-- START --

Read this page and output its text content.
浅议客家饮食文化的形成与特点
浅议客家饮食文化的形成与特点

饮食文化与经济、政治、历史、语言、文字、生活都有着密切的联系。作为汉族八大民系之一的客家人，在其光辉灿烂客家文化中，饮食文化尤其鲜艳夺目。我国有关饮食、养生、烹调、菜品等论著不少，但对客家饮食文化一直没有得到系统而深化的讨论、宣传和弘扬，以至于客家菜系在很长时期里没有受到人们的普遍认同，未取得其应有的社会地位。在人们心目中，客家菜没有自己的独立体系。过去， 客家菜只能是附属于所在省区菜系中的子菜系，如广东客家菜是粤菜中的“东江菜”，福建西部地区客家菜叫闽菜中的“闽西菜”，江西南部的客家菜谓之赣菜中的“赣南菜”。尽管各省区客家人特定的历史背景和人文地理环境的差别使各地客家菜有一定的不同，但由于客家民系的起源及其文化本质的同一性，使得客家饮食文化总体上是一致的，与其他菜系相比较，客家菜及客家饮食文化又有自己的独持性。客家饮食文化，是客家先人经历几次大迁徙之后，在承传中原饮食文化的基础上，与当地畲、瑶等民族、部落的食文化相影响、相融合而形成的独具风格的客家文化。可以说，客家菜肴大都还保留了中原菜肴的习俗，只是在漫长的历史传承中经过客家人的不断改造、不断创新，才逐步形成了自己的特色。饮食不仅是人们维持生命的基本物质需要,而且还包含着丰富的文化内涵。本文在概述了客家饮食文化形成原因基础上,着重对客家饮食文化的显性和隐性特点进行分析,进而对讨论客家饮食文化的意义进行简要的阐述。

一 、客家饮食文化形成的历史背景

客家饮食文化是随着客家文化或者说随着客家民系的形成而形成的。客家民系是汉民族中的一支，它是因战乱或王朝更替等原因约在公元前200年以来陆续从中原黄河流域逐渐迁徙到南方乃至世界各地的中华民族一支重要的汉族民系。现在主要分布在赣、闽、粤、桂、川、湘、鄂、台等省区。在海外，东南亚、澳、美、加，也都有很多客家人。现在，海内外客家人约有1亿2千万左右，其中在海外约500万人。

-- END --

Required task: Return all of the entries word for word.

Complete response:
Read this page and output its text content.
浅议客家饮食文化的形成与特点
浅议客家饮食文化的形成与特点

饮食文化与经济、政治、历史、语言、文字、生活都有着密切的联系。作为汉族八大民系之一的客家人，在其光辉灿烂客家文化中，饮食文化尤其鲜艳夺目。我国有关饮食、养生、烹调、菜品等论著不少，但对客家饮食文化一直没有得到系统而深化的讨论、宣传和弘扬，以至于客家菜系在很长时期里没有受到人们的普遍认同，未取得其应有的社会地位。在人们心目中，客家菜没有自己的独立体系。过去， 客家菜只能是附属于所在省区菜系中的子菜系，如广东客家菜是粤菜中的“东江菜”，福建西部地区客家菜叫闽菜中的“闽西菜”，江西南部的客家菜谓之赣菜中的“赣南菜”。尽管各省区客家人特定的历史背景和人文地理环境的差别使各地客家菜有一定的不同，但由于客家民系的起源及其文化本质的同一性，使得客家饮食文化总体上是一致的，与其他菜系相比较，客家菜及客家饮食文化又有自己的独持性。客家饮食文化，是客家先人经历几次大迁徙之后，在承传中原饮食文化的基础上，与当地畲、瑶等民族、部落的食文化相影响、相融合而形成的独具风格的客家文化。可以说，客家菜肴大都还保留了中原菜肴的习俗，只是在漫长的历史传承中经过客家人的不断改造、不断创新，才逐步形成了自己的特色。饮食不仅是人们维持生命的基本物质需要,而且还包含着丰富的文化内涵。本文在概述了客家饮食文化形成原因基础上,着重对客家饮食文化的显性和隐性特点进行分析,进而对讨论客家饮食文化的意义进行简要的阐述。

一 、客家饮食文化形成的历史背景

客家饮食文化是随着客家文化或者说随着客家民系的形成而形成的。客家民系是汉民族中的一支，它是因战乱或王朝更替等原因约在公元前200年以来陆续从中原黄河流域逐渐迁徙到南方乃至世界各地的中华民族一支重要的汉族民系。现在主要分布在赣、闽、粤、桂、川、湘、鄂、台等省区。在海外，东南亚、澳、美、加，也都有很多客家人。现在，海内外客家人约有1亿2千万左右，其中在海外约500万人。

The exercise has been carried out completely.